» Exercise goal
Compile every line that includes the word "SRMTID".

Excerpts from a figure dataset

>>>>

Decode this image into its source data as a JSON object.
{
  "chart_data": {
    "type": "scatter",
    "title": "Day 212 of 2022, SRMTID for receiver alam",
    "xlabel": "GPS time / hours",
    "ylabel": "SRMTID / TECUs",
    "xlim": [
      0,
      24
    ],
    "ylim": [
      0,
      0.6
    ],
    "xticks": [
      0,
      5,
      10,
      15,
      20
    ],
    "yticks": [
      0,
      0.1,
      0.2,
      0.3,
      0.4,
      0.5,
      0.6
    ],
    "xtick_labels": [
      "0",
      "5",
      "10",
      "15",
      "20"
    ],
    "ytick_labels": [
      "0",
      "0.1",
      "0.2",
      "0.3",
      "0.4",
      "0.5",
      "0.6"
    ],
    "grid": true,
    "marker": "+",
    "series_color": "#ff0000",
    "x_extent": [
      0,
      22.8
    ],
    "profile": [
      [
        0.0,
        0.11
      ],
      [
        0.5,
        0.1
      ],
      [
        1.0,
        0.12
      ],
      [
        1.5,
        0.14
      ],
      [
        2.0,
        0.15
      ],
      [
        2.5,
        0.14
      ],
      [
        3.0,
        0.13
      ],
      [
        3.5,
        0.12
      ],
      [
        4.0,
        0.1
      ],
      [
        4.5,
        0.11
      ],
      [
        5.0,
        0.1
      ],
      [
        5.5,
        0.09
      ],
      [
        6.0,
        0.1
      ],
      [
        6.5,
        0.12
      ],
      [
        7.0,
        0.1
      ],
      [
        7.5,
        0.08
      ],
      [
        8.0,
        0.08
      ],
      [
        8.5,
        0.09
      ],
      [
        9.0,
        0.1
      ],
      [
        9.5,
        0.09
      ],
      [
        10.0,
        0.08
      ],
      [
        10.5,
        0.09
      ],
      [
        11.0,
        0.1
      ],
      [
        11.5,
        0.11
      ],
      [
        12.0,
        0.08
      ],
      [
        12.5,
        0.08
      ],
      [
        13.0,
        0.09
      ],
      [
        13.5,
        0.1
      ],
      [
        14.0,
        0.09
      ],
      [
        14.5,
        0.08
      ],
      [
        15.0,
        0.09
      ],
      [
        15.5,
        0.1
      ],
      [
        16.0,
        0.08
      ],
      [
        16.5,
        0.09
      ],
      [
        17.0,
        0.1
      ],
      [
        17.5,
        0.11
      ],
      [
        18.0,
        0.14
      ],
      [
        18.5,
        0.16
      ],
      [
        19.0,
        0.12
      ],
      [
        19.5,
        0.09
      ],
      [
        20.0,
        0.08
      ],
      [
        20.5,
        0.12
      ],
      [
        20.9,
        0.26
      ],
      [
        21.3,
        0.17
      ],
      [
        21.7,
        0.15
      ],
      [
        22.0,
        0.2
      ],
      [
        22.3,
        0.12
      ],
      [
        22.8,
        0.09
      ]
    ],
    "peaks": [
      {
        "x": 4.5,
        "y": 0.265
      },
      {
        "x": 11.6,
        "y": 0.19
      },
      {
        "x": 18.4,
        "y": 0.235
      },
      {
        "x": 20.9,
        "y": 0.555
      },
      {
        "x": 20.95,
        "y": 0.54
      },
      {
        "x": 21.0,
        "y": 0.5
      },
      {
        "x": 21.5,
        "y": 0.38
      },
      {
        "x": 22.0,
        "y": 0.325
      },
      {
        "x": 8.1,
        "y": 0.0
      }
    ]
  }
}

<<<<

» Output of the task
    "title": "Day 212 of 2022, SRMTID for receiver alam",
    "ylabel": "SRMTID / TECUs",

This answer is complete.